Entries supplied:

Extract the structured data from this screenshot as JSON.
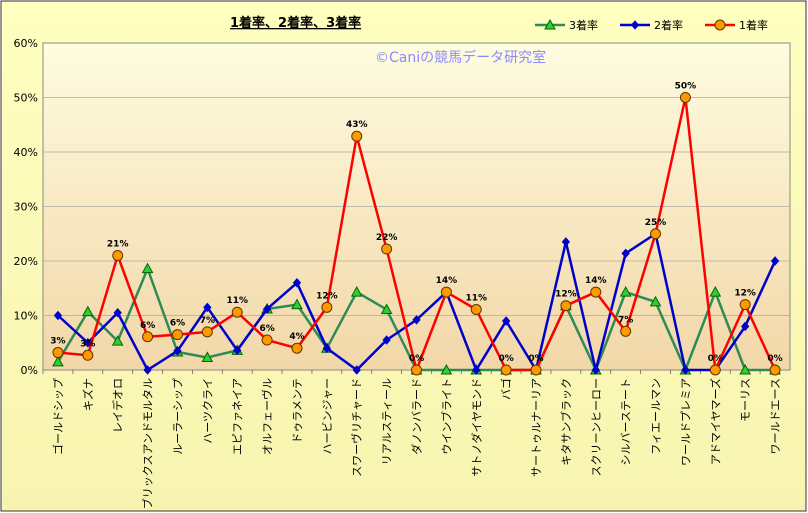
{
  "chart_data": {
    "type": "line",
    "title": "1着率、2着率、3着率",
    "watermark": "©Caniの競馬データ研究室",
    "ylim": [
      0,
      60
    ],
    "y_ticks": [
      "0%",
      "10%",
      "20%",
      "30%",
      "40%",
      "50%",
      "60%"
    ],
    "categories": [
      "ゴールドシップ",
      "キズナ",
      "レイデオロ",
      "ブリックスアンドモルタル",
      "ルーラーシップ",
      "ハーツクライ",
      "エピファネイア",
      "オルフェーヴル",
      "ドゥラメンテ",
      "ハービンジャー",
      "スワーヴリチャード",
      "リアルスティール",
      "ダノンバラード",
      "ウインブライト",
      "サトノダイヤモンド",
      "バゴ",
      "サートゥルナーリア",
      "キタサンブラック",
      "スクリーンヒーロー",
      "シルバーステート",
      "フィエールマン",
      "ワールドプレミア",
      "アドマイヤマーズ",
      "モーリス",
      "ワールドエース"
    ],
    "legend_position": "top-right",
    "series": [
      {
        "name": "3着率",
        "color": "#2e8b57",
        "marker": "triangle",
        "marker_fill": "#33cc33",
        "values": [
          1.5,
          10.7,
          5.3,
          18.6,
          3.3,
          2.3,
          3.6,
          11.2,
          12.0,
          4.0,
          14.3,
          11.1,
          0,
          0,
          0,
          0,
          0,
          11.8,
          0,
          14.3,
          12.5,
          0,
          14.3,
          0,
          0
        ]
      },
      {
        "name": "2着率",
        "color": "#0000cc",
        "marker": "diamond",
        "marker_fill": "#0000cc",
        "values": [
          10.0,
          5.0,
          10.5,
          0,
          3.5,
          11.5,
          3.6,
          11.2,
          16.0,
          4.0,
          0,
          5.5,
          9.2,
          14.3,
          0,
          9.0,
          0,
          23.5,
          0,
          21.4,
          25.0,
          0,
          0,
          8.0,
          20.0
        ]
      },
      {
        "name": "1着率",
        "color": "#ff0000",
        "marker": "circle",
        "marker_fill": "#ff9900",
        "values": [
          3.2,
          2.7,
          21.0,
          6.1,
          6.5,
          7.0,
          10.6,
          5.5,
          4.0,
          11.5,
          42.9,
          22.2,
          0,
          14.3,
          11.1,
          0,
          0,
          11.8,
          14.3,
          7.1,
          25.0,
          50.0,
          0,
          12.0,
          0
        ],
        "labels": [
          "3%",
          "3%",
          "21%",
          "6%",
          "6%",
          "7%",
          "11%",
          "6%",
          "4%",
          "12%",
          "43%",
          "22%",
          "0%",
          "14%",
          "11%",
          "0%",
          "0%",
          "12%",
          "14%",
          "7%",
          "25%",
          "50%",
          "0%",
          "12%",
          "0%"
        ]
      }
    ]
  }
}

Directions:
Write the material out again exactly as it appears, dropping the pictures.

Output for this exercise:
Extract the structured data from this screenshot as JSON.
{
  "chart_data": {
    "type": "line",
    "title": "1着率、2着率、3着率",
    "watermark": "©Caniの競馬データ研究室",
    "ylim": [
      0,
      60
    ],
    "y_ticks": [
      "0%",
      "10%",
      "20%",
      "30%",
      "40%",
      "50%",
      "60%"
    ],
    "categories": [
      "ゴールドシップ",
      "キズナ",
      "レイデオロ",
      "ブリックスアンドモルタル",
      "ルーラーシップ",
      "ハーツクライ",
      "エピファネイア",
      "オルフェーヴル",
      "ドゥラメンテ",
      "ハービンジャー",
      "スワーヴリチャード",
      "リアルスティール",
      "ダノンバラード",
      "ウインブライト",
      "サトノダイヤモンド",
      "バゴ",
      "サートゥルナーリア",
      "キタサンブラック",
      "スクリーンヒーロー",
      "シルバーステート",
      "フィエールマン",
      "ワールドプレミア",
      "アドマイヤマーズ",
      "モーリス",
      "ワールドエース"
    ],
    "legend_position": "top-right",
    "series": [
      {
        "name": "3着率",
        "color": "#2e8b57",
        "marker": "triangle",
        "marker_fill": "#33cc33",
        "values": [
          1.5,
          10.7,
          5.3,
          18.6,
          3.3,
          2.3,
          3.6,
          11.2,
          12.0,
          4.0,
          14.3,
          11.1,
          0,
          0,
          0,
          0,
          0,
          11.8,
          0,
          14.3,
          12.5,
          0,
          14.3,
          0,
          0
        ]
      },
      {
        "name": "2着率",
        "color": "#0000cc",
        "marker": "diamond",
        "marker_fill": "#0000cc",
        "values": [
          10.0,
          5.0,
          10.5,
          0,
          3.5,
          11.5,
          3.6,
          11.2,
          16.0,
          4.0,
          0,
          5.5,
          9.2,
          14.3,
          0,
          9.0,
          0,
          23.5,
          0,
          21.4,
          25.0,
          0,
          0,
          8.0,
          20.0
        ]
      },
      {
        "name": "1着率",
        "color": "#ff0000",
        "marker": "circle",
        "marker_fill": "#ff9900",
        "values": [
          3.2,
          2.7,
          21.0,
          6.1,
          6.5,
          7.0,
          10.6,
          5.5,
          4.0,
          11.5,
          42.9,
          22.2,
          0,
          14.3,
          11.1,
          0,
          0,
          11.8,
          14.3,
          7.1,
          25.0,
          50.0,
          0,
          12.0,
          0
        ],
        "labels": [
          "3%",
          "3%",
          "21%",
          "6%",
          "6%",
          "7%",
          "11%",
          "6%",
          "4%",
          "12%",
          "43%",
          "22%",
          "0%",
          "14%",
          "11%",
          "0%",
          "0%",
          "12%",
          "14%",
          "7%",
          "25%",
          "50%",
          "0%",
          "12%",
          "0%"
        ]
      }
    ]
  }
}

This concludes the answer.